Lista de tarefas >>
a) Transcreva da crónica o trecho entre "João Moutinho" e "cavalheirismo neste mundo.", ambos incluídos.
b) Enumere todas as pessoas que a crónica menciona pelo nome.
c) Responda com base na crónica:
(i) Que número de camisola tem o jogador a quem alguém na bancada chamava "Palhão"?
(ii) Segundo a crónica, o que é certo acontecer sempre que Fernando Santos sabe que a tia de quem escreve está a ver o jogo?
(iii) Quem recebeu a camisola de Bruno Fernandes no final?

Crónica >>
⟨

Alguém atrás de mim na bancada dizia, a cada toque do nosso camisola 16 na bola “não é Palhinha, é Palhão!”. E tem toda a razão. Incansável, dá ideia que levou o Luxemburgo mais a sério do que qualquer jogador do Grão-Ducado. Ao ponto de ter a amabilidade de lhes tentar elevar o ânimo, fazendo de conta, na celebração do golo marcado, de que tinham sofrido mais um do melhor do Mundo…

 

João Moutinho

O Fernando Santos gosta muito da minha tia. Sempre que sabe que ela está a ver o jogo, é certo que o Moutinho está em campo. Havendo quem diga que são pequenos gestos sem consequência, eu prefiro destacar que ainda há cavalheirismo neste mundo.

 

Bruno Fernandes

Marcou, assistiu e participou activamente do “meiinho” com que Portugal brindou o Luxemburgo na primeira parte, e tentou colar os cacos do jogo na segunda. Quem mais gostou da sua exibição foi claramente o miúdo que foi brindado com a sua camisola no final. É sempre bonito de se ver.

⟩

(Itens guardados do conjunto de dados)

⟨

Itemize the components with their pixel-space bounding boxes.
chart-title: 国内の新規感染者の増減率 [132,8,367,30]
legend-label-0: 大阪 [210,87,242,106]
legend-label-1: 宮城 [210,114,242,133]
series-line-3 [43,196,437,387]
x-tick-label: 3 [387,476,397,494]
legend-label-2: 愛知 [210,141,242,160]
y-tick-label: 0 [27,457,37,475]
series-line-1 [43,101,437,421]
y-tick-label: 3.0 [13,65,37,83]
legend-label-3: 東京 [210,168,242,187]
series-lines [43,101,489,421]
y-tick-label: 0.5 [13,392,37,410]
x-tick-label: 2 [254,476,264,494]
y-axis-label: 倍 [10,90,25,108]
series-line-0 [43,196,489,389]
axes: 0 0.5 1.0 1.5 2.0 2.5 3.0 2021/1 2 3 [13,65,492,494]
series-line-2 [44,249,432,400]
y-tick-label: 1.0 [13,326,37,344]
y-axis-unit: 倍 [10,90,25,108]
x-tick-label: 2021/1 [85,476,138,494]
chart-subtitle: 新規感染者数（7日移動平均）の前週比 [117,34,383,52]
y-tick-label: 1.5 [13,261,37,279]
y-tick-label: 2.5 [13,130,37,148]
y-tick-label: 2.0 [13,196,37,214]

⟩

Respostas esperadas >>
a)
João Moutinho

O Fernando Santos gosta muito da minha tia. Sempre que sabe que ela está a ver o jogo, é certo que o Moutinho está em campo. Havendo quem diga que são pequenos gestos sem consequência, eu prefiro destacar que ainda há cavalheirismo neste mundo.

b)
Palhinha
João Moutinho
Fernando Santos
Bruno Fernandes

c)
(i) O número 16.
(ii) O Moutinho está em campo.
(iii) Um miúdo.